■ WHAT YOU NEED TO DO:
[a] Answer these questions from the ATV forum post below.
(i) How many hours did the vehicle have on it at purchase?
(ii) By how much does the front end drop when the plow is lifted?
(iii) What oil does the manual call for?
[b] Decide whether each statement agrees with the ATV forum post below, and quote the words that settle it.
(i) The vehicle's price was about $4K.
(ii) The engine and transmission use separate oils.
(iii) The plow was put on in December.

■ TEXT EXTRACT:

%%

Never thought I would own any motorized vehicle smaller than an F-150, but I purchased a used 2005 Bombardier Traxter 650 automatic last August. Had 52 hours and 600 miles on it.............and the price was right at $4K. Like new, camo, and not a scratch on it.

I've pretty much got everything figured out, but need some advice on 2 items. Don't want to go to the dealer....too much $$$,

1) I put a plow on it in November..worked great so far this winter and I love it. When I lift the plow (winch) the front end drops about 3-4 inches. Rear shocks are adjustable, so no problem with them. What can *I* do to stiffen up the front end? I'd sure appreciate some advice on the least expensive (*and a simple, do it yourself job*) method to remedy the situation.

2). I have the oil and air filters. Manual calls for 5W-40 oil (engine and transmission share the same oil). I'm getting conflicting reports on the brand and weight I should use. Many are telling me to go to 0W-40......will that hurt the engine if it calls for 5W-40? What is a good type and brand to use.....something I can pickup on-line as opposed to going to a dealer (again, its the dealer $$$).

%%

Collection entries
%%

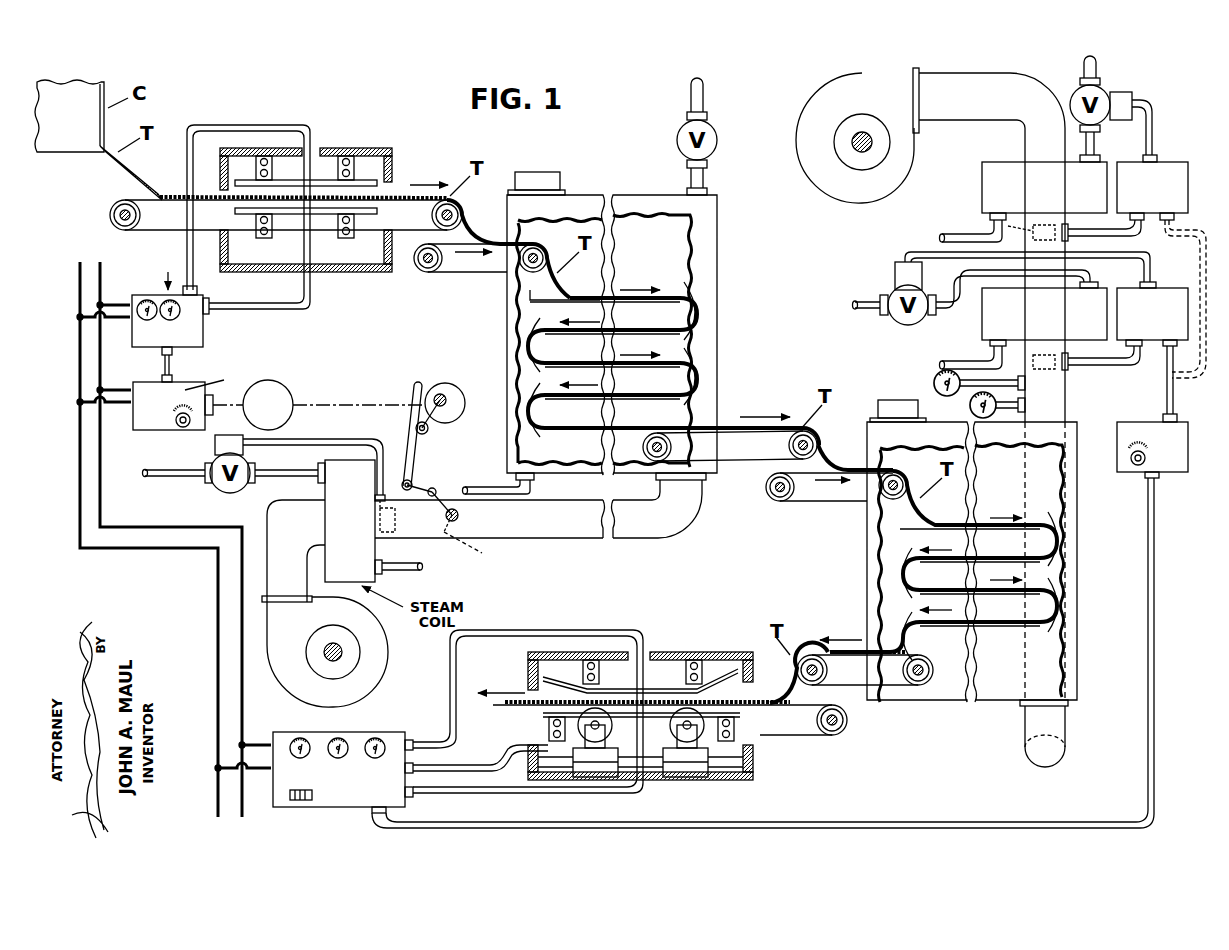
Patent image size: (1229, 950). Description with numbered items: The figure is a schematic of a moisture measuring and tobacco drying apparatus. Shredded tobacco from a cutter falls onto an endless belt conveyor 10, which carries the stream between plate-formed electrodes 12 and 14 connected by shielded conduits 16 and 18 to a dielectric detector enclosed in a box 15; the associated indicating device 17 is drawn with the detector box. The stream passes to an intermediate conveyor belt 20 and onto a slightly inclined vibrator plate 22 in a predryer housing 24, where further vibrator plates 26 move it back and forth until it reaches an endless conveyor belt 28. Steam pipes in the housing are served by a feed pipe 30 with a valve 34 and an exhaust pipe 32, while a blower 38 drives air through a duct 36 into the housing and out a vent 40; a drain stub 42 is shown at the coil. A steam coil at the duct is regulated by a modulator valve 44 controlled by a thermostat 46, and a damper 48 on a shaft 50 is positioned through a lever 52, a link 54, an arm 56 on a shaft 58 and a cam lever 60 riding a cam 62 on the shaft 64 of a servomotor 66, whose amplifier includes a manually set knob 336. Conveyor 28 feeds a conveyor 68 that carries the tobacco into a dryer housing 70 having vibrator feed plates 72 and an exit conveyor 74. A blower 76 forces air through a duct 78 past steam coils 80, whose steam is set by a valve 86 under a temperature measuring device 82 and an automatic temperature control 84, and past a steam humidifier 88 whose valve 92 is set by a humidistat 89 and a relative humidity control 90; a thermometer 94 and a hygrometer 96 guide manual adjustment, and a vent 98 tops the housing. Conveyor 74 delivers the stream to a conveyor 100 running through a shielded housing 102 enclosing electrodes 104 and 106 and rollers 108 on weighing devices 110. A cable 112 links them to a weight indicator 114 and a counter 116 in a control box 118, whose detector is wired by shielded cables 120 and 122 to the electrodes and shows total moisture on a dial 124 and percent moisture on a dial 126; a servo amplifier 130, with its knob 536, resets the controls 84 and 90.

The endless belt conveyor 10 is at (150, 232).
The plate-formed electrode 12 is at (245, 182).
The plate-formed electrode 14 is at (365, 214).
The box 15 is at (192, 335).
The shielded conduit 16 is at (240, 126).
The moisture indicating device 17 is at (140, 300).
The shielded conduit 18 is at (310, 306).
The intermediate endless conveyor belt 20 is at (450, 270).
The vibrator plate 22 is at (530, 298).
The tobacco predryer housing 24 is at (708, 226).
The vibrator plates 26 is at (540, 362).
The endless conveyor belt 28 is at (752, 459).
The feed pipe 30 is at (705, 105).
The exhaust pipe 32 is at (532, 488).
The valve 34 is at (718, 141).
The duct 36 is at (682, 505).
The blower 38 is at (362, 660).
The vent 40 is at (540, 178).
The pipe 42 is at (390, 565).
The modulator valve 44 is at (222, 483).
The thermostat 46 is at (380, 526).
The damper 48 is at (479, 551).
The shaft 50 is at (462, 514).
The lever 52 is at (440, 490).
The link 54 is at (418, 486).
The arm 56 is at (405, 455).
The shaft 58 is at (429, 431).
The cam lever 60 is at (432, 396).
The cam 62 is at (455, 410).
The shaft 64 is at (318, 402).
The servomotor 66 is at (280, 385).
The endless belt conveyor 68 is at (812, 498).
The dryer housing 70 is at (874, 558).
The vibrator feed plates 72 is at (895, 528).
The endless conveyor belt 74 is at (848, 690).
The blower 76 is at (850, 166).
The duct 78 is at (972, 90).
The steam coils 80 is at (995, 183).
The temperature measuring device 82 is at (1033, 232).
The automatic temperature control device 84 is at (1165, 162).
The valve 86 is at (1102, 98).
The steam humidifier 88 is at (995, 305).
The hygrometer or humidistat 89 is at (1045, 369).
The automatic relative humidifier control device 90 is at (1168, 290).
The steam humidifier control valve 92 is at (895, 298).
The thermometer 94 is at (938, 378).
The hygrometer 96 is at (970, 408).
The vent 98 is at (890, 408).
The endless belt conveyor 100 is at (798, 707).
The shielded housing 102 is at (685, 652).
The electrode 104 is at (560, 678).
The electrode 106 is at (545, 716).
The rollers 108 is at (608, 728).
The electronically operated weighing devices 110 is at (596, 766).
The cable 112 is at (462, 766).
The weight indicator 114 is at (296, 740).
The weight counter 116 is at (300, 802).
The control box 118 is at (358, 798).
The shielded cable 120 is at (530, 630).
The shielded cable 122 is at (480, 793).
The dial 124 is at (339, 738).
The dial 126 is at (380, 740).
The servo amplifier 130 is at (1128, 435).
The knob 336 is at (183, 428).
The knob 536 is at (1136, 466).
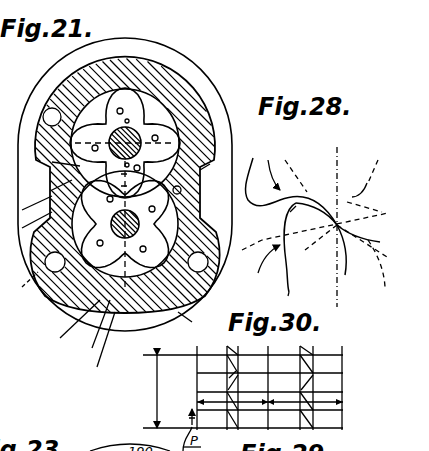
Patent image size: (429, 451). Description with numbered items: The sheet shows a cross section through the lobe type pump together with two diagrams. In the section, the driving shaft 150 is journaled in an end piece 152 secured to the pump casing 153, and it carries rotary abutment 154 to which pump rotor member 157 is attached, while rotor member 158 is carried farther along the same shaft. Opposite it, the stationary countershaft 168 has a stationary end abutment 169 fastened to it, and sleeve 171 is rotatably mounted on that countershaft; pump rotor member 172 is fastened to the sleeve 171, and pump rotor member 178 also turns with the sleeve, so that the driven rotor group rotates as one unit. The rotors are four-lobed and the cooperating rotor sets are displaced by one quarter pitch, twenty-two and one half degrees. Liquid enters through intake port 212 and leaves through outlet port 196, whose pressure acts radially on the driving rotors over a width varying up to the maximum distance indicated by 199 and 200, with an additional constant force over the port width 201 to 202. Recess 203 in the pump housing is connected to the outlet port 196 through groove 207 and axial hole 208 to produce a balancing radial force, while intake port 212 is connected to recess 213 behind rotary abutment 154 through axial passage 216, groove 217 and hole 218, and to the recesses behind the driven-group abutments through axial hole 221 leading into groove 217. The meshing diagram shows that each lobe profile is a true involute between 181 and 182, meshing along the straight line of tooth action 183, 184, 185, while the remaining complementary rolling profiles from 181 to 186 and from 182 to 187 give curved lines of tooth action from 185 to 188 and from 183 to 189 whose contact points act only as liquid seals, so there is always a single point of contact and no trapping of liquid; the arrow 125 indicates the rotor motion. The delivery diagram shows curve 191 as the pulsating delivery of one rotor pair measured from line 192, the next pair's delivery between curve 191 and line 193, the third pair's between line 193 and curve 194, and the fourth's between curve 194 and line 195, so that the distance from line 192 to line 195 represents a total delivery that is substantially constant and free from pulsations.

In FIG. 21, the pump rotor member 172 is at (94, 122).
In FIG. 21, the pump casing 153 is at (160, 96).
In FIG. 21, the axial hole 221 is at (54, 116).
In FIG. 21, the hole 218 is at (66, 296).
In FIG. 21, the axial hole 208 is at (220, 270).
In FIG. 21, the sleeve 171 is at (140, 134).
In FIG. 21, the stationary countershaft 168 is at (141, 120).
In FIG. 21, the point of maximum contact distance 199 is at (118, 226).
In FIG. 21, the driving shaft 150 is at (141, 226).
In FIG. 21, the groove 217 is at (148, 62).
In FIG. 21, the stationary end abutment 169 is at (53, 158).
In FIG. 21, the intake port 212 is at (218, 162).
In FIG. 21, the port width reference point 202 is at (49, 190).
In FIG. 21, the axial passage 216 is at (182, 190).
In FIG. 21, the outlet port 196 is at (26, 208).
In FIG. 21, the port width reference point 201 is at (26, 226).
In FIG. 21, the recess 213 is at (20, 286).
In FIG. 21, the point of maximum contact distance 200 is at (67, 325).
In FIG. 21, the pump rotor member 157 is at (90, 330).
In FIG. 21, the rotary abutment 154 is at (96, 346).
In FIG. 21, the recess 203 is at (199, 321).
In FIG. 21, the groove 207 is at (11, 65).
In FIG. 21, the pump rotor member 178 is at (5, 91).
In FIG. 21, the end piece 152 is at (6, 123).
In FIG. 28, the end point of curved line of tooth action 188 is at (335, 197).
In FIG. 28, the end point of involute profile 181 is at (312, 225).
In FIG. 28, the rotation arrow 125 is at (263, 169).
In FIG. 28, the end point of rolling profile 186 is at (281, 213).
In FIG. 28, the point on line of tooth action 185 is at (333, 186).
In FIG. 28, the point on line of tooth action 184 is at (346, 225).
In FIG. 28, the end point of rolling profile 187 is at (352, 242).
In FIG. 28, the point on line of tooth action 183 is at (326, 242).
In FIG. 28, the end point of curved line of tooth action 189 is at (337, 250).
In FIG. 28, the end point of involute profile 182 is at (365, 263).
In FIG. 28, the rotor member 158 is at (291, 292).
In FIG. 30, the line 195 is at (342, 368).
In FIG. 30, the line 193 is at (251, 387).
In FIG. 30, the curve 194 is at (308, 380).
In FIG. 30, the curve 191 is at (233, 380).
In FIG. 30, the line 192 is at (197, 367).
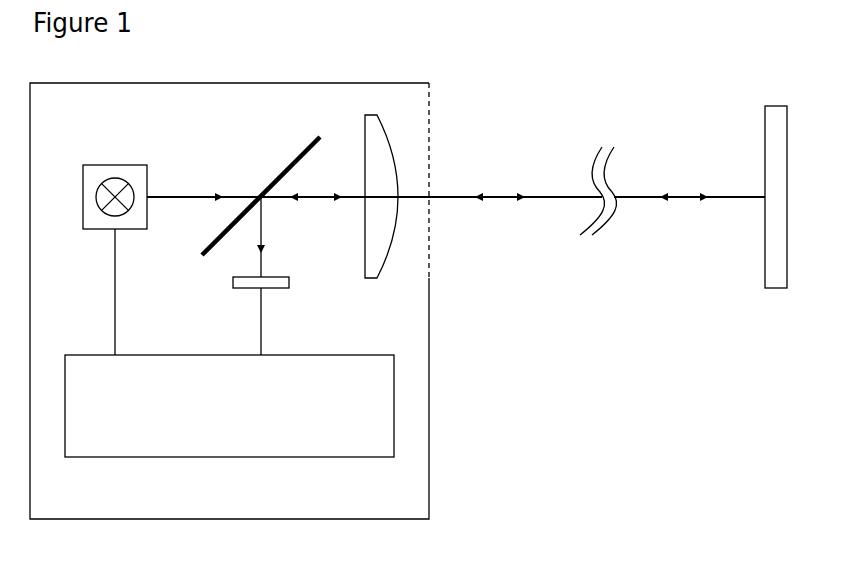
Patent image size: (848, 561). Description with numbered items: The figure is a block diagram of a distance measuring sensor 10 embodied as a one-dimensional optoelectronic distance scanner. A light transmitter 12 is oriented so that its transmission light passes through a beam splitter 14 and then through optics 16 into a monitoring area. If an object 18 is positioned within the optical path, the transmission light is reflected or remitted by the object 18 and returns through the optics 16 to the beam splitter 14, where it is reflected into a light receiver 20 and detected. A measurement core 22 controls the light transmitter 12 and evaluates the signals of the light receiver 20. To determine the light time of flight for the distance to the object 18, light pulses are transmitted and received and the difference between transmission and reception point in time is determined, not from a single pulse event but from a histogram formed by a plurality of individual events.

The distance measuring sensor 10 is at (558, 72).
The light transmitter 12 is at (110, 170).
The beam splitter 14 is at (285, 170).
The optics 16 is at (372, 117).
The object 18 is at (765, 106).
The light receiver 20 is at (287, 276).
The measurement core 22 is at (105, 459).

%%

■ ANSWERS TO THE EXERCISE:
[a]
(i) 52 hours
(ii) About 3-4 inches
(iii) 5W-40

[b]
(i) Yes: "the price was right at $4K."
(ii) No: "engine and transmission share the same oil"
(iii) No: "I put a plow on it in November"